Problem description — For the listing below, give the count of lines containing the string "віднести" and nothing else.

_ _ _ _ _ _ _

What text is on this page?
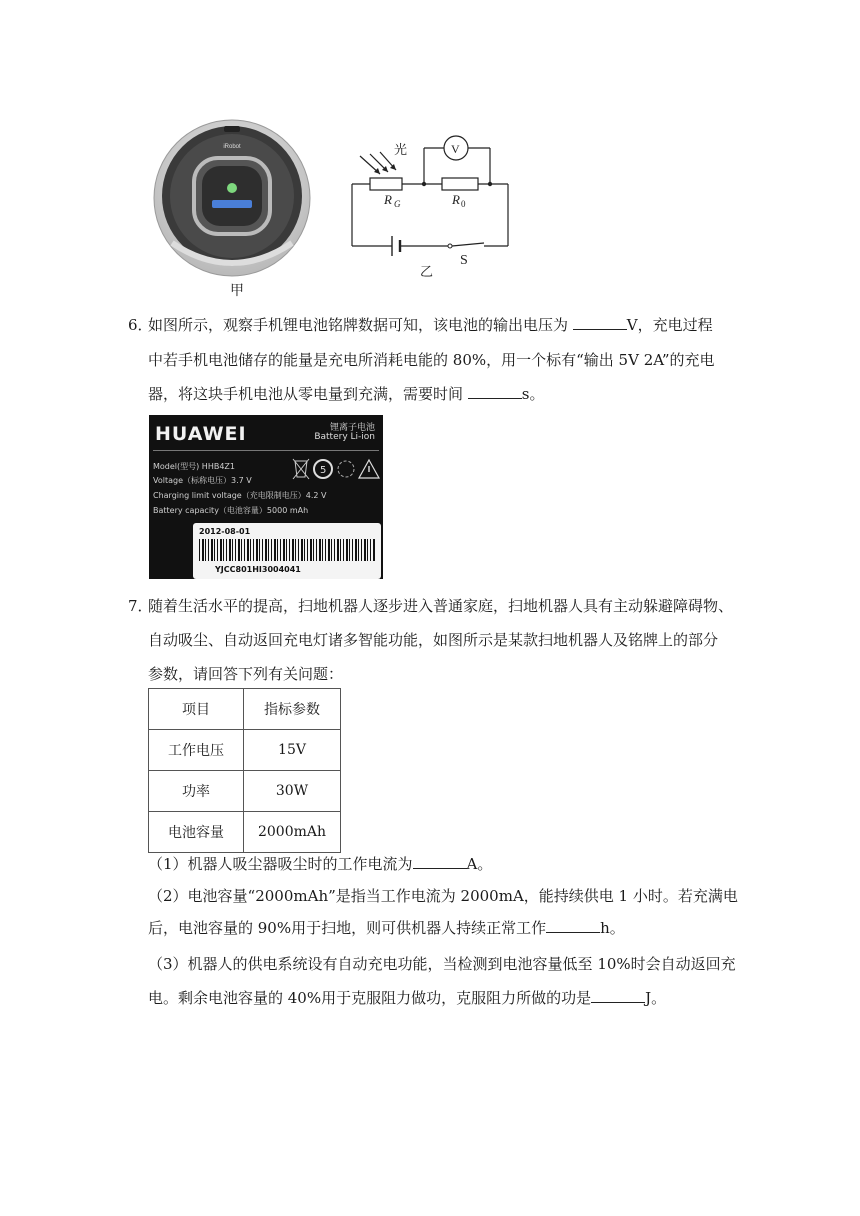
iRobot
甲
光	V
R G	R 0
S
乙
6．
如图所示，观察手机锂电池铭牌数据可知，该电池的输出电压为	V，充电过程
中若手机电池储存的能量是充电所消耗电能的 80%，用一个标有“输出 5V 2A”的充电
器，将这块手机电池从零电量到充满，需要时间	s。
HUAWEI	锂离子电池
Battery Li-ion
Model(型号) HHB4Z1
Voltage（标称电压）3.7 V
Charging limit voltage（充电限制电压）4.2 V
Battery capacity（电池容量）5000 mAh
5
2012-08-01
YJCC801HI3004041
7．
随着生活水平的提高，扫地机器人逐步进入普通家庭，扫地机器人具有主动躲避障碍物、
自动吸尘、自动返回充电灯诸多智能功能，如图所示是某款扫地机器人及铭牌上的部分
参数，请回答下列有关问题：
项目	指标参数
工作电压	15V
功率	30W
电池容量	2000mAh
（1）机器人吸尘器吸尘时的工作电流为	A。
（2）电池容量“2000mAh”是指当工作电流为 2000mA，能持续供电 1 小时。若充满电
后，电池容量的 90%用于扫地，则可供机器人持续正常工作	h。
（3）机器人的供电系统设有自动充电功能，当检测到电池容量低至 10%时会自动返回充
电。剩余电池容量的 40%用于克服阻力做功，克服阻力所做的功是	J。
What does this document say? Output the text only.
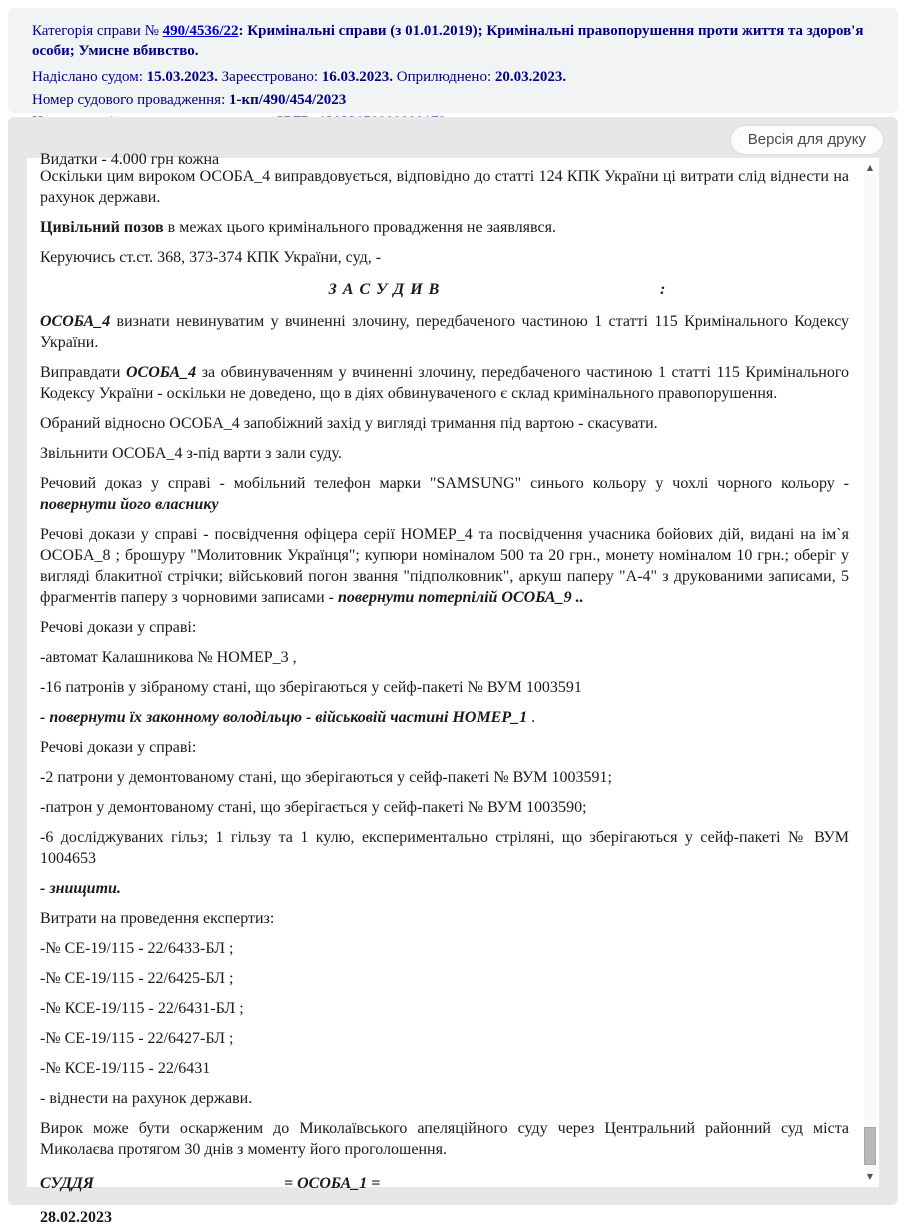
Категорія справи № 490/4536/22: Кримінальні справи (з 01.01.2019); Кримінальні правопорушення проти життя та здоров'я особи; Умисне вбивство.
Надіслано судом: 15.03.2023. Зареєстровано: 16.03.2023. Оприлюднено: 20.03.2023.
Номер судового провадження: 1-кп/490/454/2023
Версія для друку
Видатки - 4.000 грн кожна
Оскільки цим вироком ОСОБА_4 виправдовується, відповідно до статті 124 КПК України ці витрати слід віднести на рахунок держави.
Цивільний позов в межах цього кримінального провадження не заявлявся.
Керуючись ст.ст. 368, 373-374 КПК України, суд, -
З А С У Д И В	:
ОСОБА_4 визнати невинуватим у вчиненні злочину, передбаченого частиною 1 статті 115 Кримінального Кодексу України.
Виправдати ОСОБА_4 за обвинуваченням у вчиненні злочину, передбаченого частиною 1 статті 115 Кримінального Кодексу України - оскільки не доведено, що в діях обвинуваченого є склад кримінального правопорушення.
Обраний відносно ОСОБА_4 запобіжний захід у вигляді тримання під вартою - скасувати.
Звільнити ОСОБА_4 з-під варти з зали суду.
Речовий доказ у справі - мобільний телефон марки "SAMSUNG" синього кольору у чохлі чорного кольору - повернути його власнику
Речові докази у справі - посвідчення офіцера серії НОМЕР_4 та посвідчення учасника бойових дій, видані на ім`я ОСОБА_8 ; брошуру "Молитовник Українця"; купюри номіналом 500 та 20 грн., монету номіналом 10 грн.; оберіг у вигляді блакитної стрічки; військовий погон звання "підполковник", аркуш паперу "А-4" з друкованими записами, 5 фрагментів паперу з чорновими записами - повернути потерпілій ОСОБА_9 ..
Речові докази у справі:
-автомат Калашникова № НОМЕР_3 ,
-16 патронів у зібраному стані, що зберігаються у сейф-пакеті № ВУМ 1003591
- повернути їх законному володільцю - військовій частині НОМЕР_1 .
Речові докази у справі:
-2 патрони у демонтованому стані, що зберігаються у сейф-пакеті № ВУМ 1003591;
-патрон у демонтованому стані, що зберігається у сейф-пакеті № ВУМ 1003590;
-6 досліджуваних гільз; 1 гільзу та 1 кулю, експериментально стріляні, що зберігаються у сейф-пакеті № ВУМ 1004653
- знищити.
Витрати на проведення експертиз:
-№ СЕ-19/115 - 22/6433-БЛ ;
-№ СЕ-19/115 - 22/6425-БЛ ;
-№ КСЕ-19/115 - 22/6431-БЛ ;
-№ СЕ-19/115 - 22/6427-БЛ ;
-№ КСЕ-19/115 - 22/6431
- віднести на рахунок держави.
Вирок може бути оскарженим до Миколаївського апеляційного суду через Центральний районний суд міста Миколаєва протягом 30 днів з моменту його проголошення.
СУДДЯ	= ОСОБА_1 =
28.02.2023
▲
▼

_ _ _ _ _ _ _

Result for this task — 2